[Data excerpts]
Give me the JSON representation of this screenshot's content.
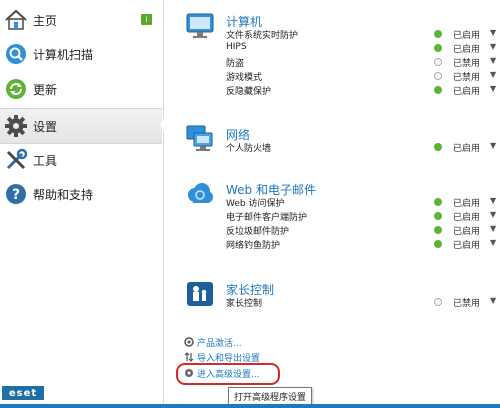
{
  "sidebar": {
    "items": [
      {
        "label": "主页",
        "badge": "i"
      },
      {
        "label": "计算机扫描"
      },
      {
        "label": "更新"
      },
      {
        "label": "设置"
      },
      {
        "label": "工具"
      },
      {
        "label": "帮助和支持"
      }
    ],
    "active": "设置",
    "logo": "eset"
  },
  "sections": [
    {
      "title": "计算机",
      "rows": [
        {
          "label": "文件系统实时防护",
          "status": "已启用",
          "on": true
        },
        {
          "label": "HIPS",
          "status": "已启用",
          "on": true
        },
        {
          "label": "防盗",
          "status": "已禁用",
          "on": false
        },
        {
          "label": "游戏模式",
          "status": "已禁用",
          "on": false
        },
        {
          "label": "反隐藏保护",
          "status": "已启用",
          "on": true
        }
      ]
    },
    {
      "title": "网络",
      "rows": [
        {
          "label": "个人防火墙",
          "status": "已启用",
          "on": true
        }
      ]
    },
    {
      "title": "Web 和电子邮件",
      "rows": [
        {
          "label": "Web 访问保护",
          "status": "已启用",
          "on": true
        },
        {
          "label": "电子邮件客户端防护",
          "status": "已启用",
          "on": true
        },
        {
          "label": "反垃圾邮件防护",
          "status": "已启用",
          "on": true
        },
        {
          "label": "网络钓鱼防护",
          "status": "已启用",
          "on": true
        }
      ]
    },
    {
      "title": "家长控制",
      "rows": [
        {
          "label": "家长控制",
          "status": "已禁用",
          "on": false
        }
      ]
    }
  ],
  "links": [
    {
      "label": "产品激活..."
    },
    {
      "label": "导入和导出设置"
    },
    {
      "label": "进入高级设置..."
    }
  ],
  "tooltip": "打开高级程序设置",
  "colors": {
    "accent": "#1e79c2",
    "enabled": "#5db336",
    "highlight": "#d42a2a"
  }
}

§ Work to be completed
Copy out all the data without changing anything, and drop the pictures.

§ Expected output
Give me the JSON representation of this screenshot's content.
{
  "sidebar": {
    "items": [
      {
        "label": "主页",
        "badge": "i"
      },
      {
        "label": "计算机扫描"
      },
      {
        "label": "更新"
      },
      {
        "label": "设置"
      },
      {
        "label": "工具"
      },
      {
        "label": "帮助和支持"
      }
    ],
    "active": "设置",
    "logo": "eset"
  },
  "sections": [
    {
      "title": "计算机",
      "rows": [
        {
          "label": "文件系统实时防护",
          "status": "已启用",
          "on": true
        },
        {
          "label": "HIPS",
          "status": "已启用",
          "on": true
        },
        {
          "label": "防盗",
          "status": "已禁用",
          "on": false
        },
        {
          "label": "游戏模式",
          "status": "已禁用",
          "on": false
        },
        {
          "label": "反隐藏保护",
          "status": "已启用",
          "on": true
        }
      ]
    },
    {
      "title": "网络",
      "rows": [
        {
          "label": "个人防火墙",
          "status": "已启用",
          "on": true
        }
      ]
    },
    {
      "title": "Web 和电子邮件",
      "rows": [
        {
          "label": "Web 访问保护",
          "status": "已启用",
          "on": true
        },
        {
          "label": "电子邮件客户端防护",
          "status": "已启用",
          "on": true
        },
        {
          "label": "反垃圾邮件防护",
          "status": "已启用",
          "on": true
        },
        {
          "label": "网络钓鱼防护",
          "status": "已启用",
          "on": true
        }
      ]
    },
    {
      "title": "家长控制",
      "rows": [
        {
          "label": "家长控制",
          "status": "已禁用",
          "on": false
        }
      ]
    }
  ],
  "links": [
    {
      "label": "产品激活..."
    },
    {
      "label": "导入和导出设置"
    },
    {
      "label": "进入高级设置..."
    }
  ],
  "tooltip": "打开高级程序设置",
  "colors": {
    "accent": "#1e79c2",
    "enabled": "#5db336",
    "highlight": "#d42a2a"
  }
}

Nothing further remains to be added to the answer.